Copy down all of the data underneath, exactly as shown.

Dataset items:
■ ■ ■ ■ ■

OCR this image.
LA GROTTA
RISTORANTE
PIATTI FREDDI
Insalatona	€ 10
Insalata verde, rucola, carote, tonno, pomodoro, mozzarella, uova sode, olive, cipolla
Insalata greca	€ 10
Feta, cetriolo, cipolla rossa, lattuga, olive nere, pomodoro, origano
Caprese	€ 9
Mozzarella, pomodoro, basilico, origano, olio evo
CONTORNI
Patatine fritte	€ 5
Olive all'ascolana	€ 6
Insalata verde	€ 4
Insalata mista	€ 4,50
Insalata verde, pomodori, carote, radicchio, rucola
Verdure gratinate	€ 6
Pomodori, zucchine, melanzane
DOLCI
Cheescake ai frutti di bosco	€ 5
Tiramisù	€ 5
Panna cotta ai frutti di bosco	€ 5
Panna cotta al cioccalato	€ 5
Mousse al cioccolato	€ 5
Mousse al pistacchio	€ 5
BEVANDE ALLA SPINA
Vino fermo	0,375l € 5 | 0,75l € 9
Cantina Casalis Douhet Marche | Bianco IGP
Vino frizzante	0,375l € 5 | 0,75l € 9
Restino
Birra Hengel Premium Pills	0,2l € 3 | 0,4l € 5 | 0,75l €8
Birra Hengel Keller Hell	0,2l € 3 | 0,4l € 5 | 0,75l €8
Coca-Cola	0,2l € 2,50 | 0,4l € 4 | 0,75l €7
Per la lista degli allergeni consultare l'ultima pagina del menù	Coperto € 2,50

■ ■ ■ ■ ■

RESULT OF THE EXERCISE ::
OCR this image.
LA GROTTA
RISTORANTE
PIATTI FREDDI
Insalatona	€ 10
Insalata verde, rucola, carote, tonno, pomodoro, mozzarella, uova sode, olive, cipolla
Insalata greca	€ 10
Feta, cetriolo, cipolla rossa, lattuga, olive nere, pomodoro, origano
Caprese	€ 9
Mozzarella, pomodoro, basilico, origano, olio evo
CONTORNI
Patatine fritte	€ 5
Olive all'ascolana	€ 6
Insalata verde	€ 4
Insalata mista	€ 4,50
Insalata verde, pomodori, carote, radicchio, rucola
Verdure gratinate	€ 6
Pomodori, zucchine, melanzane
DOLCI
Cheescake ai frutti di bosco	€ 5
Tiramisù	€ 5
Panna cotta ai frutti di bosco	€ 5
Panna cotta al cioccalato	€ 5
Mousse al cioccolato	€ 5
Mousse al pistacchio	€ 5
BEVANDE ALLA SPINA
Vino fermo	0,375l € 5 | 0,75l € 9
Cantina Casalis Douhet Marche | Bianco IGP
Vino frizzante	0,375l € 5 | 0,75l € 9
Restino
Birra Hengel Premium Pills	0,2l € 3 | 0,4l € 5 | 0,75l €8
Birra Hengel Keller Hell	0,2l € 3 | 0,4l € 5 | 0,75l €8
Coca-Cola	0,2l € 2,50 | 0,4l € 4 | 0,75l €7
Per la lista degli allergeni consultare l'ultima pagina del menù	Coperto € 2,50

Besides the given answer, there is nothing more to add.